■ Given task
Wherever a line holds the string "Parse", copy that line.
== Task data
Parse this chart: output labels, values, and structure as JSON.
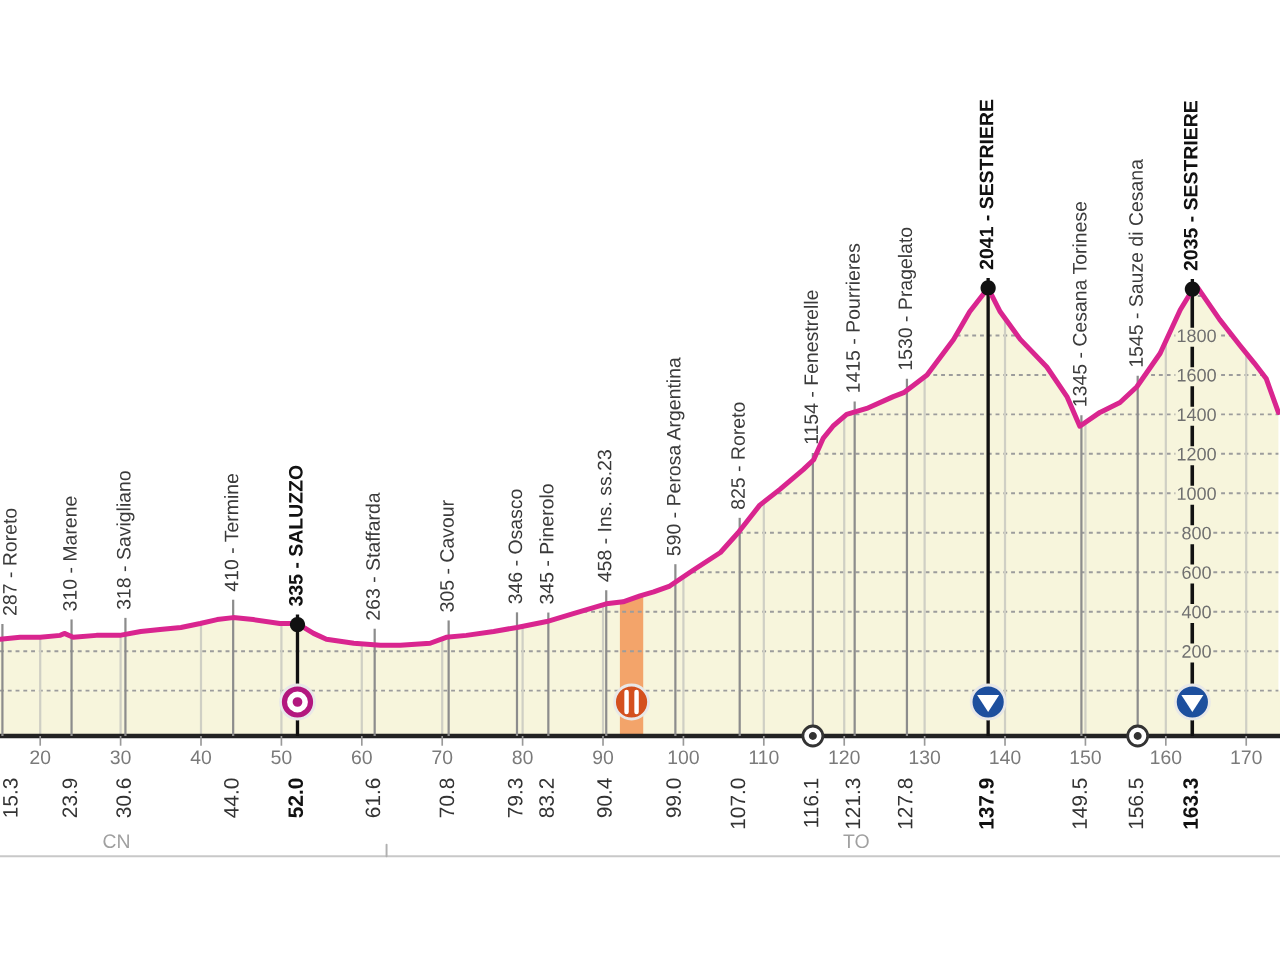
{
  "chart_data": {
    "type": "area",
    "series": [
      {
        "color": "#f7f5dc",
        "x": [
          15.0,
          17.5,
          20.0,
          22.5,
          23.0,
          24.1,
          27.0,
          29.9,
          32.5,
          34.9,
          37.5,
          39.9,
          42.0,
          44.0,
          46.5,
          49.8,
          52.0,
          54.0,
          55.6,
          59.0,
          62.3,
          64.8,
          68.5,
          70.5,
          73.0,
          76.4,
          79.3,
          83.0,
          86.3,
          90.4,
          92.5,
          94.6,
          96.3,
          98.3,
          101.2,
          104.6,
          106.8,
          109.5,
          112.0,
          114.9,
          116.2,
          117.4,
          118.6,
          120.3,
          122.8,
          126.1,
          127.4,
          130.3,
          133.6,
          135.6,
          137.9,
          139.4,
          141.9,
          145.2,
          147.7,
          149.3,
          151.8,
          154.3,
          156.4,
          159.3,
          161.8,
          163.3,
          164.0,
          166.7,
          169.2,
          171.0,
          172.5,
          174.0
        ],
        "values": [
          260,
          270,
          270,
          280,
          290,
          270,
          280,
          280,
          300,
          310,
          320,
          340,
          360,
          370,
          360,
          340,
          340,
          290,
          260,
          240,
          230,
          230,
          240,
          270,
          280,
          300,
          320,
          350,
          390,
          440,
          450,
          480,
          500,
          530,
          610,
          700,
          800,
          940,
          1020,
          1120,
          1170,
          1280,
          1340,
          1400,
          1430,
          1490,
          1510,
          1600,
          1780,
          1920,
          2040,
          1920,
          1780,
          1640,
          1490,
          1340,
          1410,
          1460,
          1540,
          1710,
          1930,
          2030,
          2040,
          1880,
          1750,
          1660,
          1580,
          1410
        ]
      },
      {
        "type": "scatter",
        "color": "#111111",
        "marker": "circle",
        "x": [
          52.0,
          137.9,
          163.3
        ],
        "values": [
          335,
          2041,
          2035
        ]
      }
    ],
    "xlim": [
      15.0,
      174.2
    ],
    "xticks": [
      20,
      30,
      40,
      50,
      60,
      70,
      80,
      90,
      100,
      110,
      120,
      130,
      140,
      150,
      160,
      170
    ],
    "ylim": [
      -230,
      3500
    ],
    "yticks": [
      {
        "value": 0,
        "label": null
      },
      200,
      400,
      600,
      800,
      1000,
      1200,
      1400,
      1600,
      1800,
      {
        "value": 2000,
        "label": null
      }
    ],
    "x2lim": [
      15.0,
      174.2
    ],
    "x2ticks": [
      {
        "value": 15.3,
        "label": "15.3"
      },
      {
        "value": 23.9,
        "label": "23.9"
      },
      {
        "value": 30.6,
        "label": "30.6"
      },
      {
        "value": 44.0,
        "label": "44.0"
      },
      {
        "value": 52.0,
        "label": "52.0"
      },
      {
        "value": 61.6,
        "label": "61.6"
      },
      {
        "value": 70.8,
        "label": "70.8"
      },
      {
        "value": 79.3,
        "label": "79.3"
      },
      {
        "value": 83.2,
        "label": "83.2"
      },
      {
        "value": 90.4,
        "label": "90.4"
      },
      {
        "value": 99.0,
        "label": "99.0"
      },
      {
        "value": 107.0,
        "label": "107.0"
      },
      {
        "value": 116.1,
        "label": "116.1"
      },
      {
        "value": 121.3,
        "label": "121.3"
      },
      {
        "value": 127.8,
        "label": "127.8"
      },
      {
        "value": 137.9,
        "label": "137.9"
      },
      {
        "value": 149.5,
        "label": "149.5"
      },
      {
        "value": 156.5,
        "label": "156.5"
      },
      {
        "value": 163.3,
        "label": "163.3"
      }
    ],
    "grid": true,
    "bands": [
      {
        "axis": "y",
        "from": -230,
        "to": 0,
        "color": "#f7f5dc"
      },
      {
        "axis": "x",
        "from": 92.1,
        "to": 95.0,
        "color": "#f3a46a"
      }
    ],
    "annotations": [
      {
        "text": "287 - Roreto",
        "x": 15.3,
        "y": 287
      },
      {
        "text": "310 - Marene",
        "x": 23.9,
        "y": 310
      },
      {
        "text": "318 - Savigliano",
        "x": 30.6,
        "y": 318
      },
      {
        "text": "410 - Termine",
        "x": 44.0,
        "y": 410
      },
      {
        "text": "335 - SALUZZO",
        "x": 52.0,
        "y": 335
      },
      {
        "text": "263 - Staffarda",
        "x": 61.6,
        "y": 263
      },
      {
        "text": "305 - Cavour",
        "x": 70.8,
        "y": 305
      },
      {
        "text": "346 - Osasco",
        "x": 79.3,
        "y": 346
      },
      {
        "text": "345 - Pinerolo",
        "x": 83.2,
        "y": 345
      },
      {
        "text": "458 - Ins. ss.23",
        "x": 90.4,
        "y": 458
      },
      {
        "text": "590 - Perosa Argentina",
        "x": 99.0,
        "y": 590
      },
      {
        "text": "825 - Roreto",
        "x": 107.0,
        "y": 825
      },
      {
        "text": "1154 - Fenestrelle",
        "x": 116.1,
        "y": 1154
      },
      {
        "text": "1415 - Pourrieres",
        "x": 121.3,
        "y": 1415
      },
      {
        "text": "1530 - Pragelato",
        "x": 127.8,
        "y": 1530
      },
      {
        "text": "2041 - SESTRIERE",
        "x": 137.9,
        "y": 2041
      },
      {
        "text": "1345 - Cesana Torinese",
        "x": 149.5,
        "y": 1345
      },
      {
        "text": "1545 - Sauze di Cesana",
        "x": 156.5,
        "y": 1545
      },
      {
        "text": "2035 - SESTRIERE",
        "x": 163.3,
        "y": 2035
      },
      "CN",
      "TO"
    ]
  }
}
====
== Task data
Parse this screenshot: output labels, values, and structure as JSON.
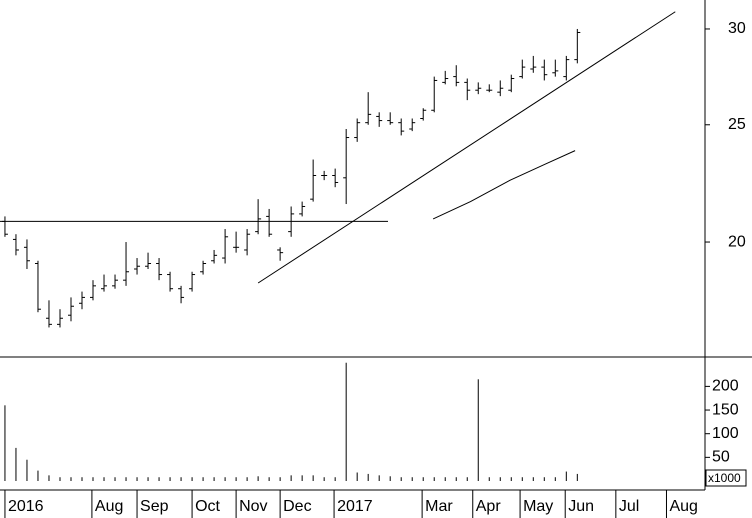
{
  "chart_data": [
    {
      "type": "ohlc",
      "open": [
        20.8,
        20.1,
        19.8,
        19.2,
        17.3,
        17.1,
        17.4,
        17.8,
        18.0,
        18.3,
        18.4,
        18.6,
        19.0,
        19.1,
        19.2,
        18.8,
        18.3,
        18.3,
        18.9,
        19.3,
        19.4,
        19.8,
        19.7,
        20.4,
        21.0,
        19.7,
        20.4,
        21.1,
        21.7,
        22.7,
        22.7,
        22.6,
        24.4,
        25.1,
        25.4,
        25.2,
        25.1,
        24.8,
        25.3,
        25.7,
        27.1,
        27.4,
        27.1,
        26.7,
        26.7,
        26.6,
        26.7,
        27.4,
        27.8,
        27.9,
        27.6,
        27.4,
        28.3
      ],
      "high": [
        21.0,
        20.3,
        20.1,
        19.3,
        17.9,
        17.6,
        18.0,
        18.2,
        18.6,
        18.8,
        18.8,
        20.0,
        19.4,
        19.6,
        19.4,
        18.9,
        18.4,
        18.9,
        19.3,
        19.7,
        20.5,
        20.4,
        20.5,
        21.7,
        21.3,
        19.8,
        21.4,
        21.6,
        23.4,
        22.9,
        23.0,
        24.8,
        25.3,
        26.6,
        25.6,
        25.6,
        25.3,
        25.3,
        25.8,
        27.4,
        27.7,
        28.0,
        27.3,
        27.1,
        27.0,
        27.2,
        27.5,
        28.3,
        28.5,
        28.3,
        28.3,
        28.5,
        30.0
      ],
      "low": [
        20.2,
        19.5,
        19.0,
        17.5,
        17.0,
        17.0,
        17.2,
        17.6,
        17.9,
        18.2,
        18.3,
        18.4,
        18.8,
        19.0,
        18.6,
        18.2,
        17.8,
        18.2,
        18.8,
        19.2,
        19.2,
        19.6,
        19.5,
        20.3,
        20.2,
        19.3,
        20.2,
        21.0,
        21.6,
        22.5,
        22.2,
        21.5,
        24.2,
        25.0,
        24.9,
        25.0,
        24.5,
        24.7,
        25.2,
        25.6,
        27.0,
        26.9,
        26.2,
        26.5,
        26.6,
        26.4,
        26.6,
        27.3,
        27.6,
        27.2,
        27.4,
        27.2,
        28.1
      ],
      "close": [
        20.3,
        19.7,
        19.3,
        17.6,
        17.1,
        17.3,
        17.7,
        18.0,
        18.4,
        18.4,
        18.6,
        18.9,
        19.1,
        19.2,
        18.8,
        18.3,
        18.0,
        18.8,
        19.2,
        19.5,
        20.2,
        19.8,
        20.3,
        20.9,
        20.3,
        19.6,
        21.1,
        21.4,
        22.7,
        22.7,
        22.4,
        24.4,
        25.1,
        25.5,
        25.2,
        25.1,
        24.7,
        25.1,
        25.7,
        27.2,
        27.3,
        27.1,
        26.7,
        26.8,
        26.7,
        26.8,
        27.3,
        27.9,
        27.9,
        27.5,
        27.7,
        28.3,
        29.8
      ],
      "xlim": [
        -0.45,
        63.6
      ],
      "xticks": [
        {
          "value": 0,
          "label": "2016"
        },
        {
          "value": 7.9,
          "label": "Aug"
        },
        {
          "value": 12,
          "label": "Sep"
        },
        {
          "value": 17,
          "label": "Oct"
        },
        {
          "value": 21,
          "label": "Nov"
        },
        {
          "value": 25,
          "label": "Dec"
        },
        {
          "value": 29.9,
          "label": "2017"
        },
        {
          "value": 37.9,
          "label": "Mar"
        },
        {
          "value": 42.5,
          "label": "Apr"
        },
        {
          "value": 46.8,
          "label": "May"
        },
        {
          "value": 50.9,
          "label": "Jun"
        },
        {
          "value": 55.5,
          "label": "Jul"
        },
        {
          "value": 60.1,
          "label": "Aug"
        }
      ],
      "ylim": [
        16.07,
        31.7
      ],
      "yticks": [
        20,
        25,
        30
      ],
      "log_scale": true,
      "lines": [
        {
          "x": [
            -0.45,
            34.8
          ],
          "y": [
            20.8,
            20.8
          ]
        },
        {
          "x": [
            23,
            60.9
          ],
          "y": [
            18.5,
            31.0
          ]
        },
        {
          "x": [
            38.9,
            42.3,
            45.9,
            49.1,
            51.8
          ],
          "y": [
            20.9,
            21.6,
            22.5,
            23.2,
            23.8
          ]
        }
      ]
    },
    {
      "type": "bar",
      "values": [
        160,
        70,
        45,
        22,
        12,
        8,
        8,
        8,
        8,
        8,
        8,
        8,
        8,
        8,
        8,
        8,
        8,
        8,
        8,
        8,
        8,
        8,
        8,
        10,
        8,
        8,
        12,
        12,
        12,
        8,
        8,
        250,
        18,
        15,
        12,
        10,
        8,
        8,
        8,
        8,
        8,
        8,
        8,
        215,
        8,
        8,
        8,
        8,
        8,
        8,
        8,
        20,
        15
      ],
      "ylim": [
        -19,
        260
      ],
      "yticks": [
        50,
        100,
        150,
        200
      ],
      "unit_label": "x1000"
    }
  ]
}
====
■ The answer
Parse this chart: output labels, values, and structure as JSON.
Parse this screenshot: output labels, values, and structure as JSON.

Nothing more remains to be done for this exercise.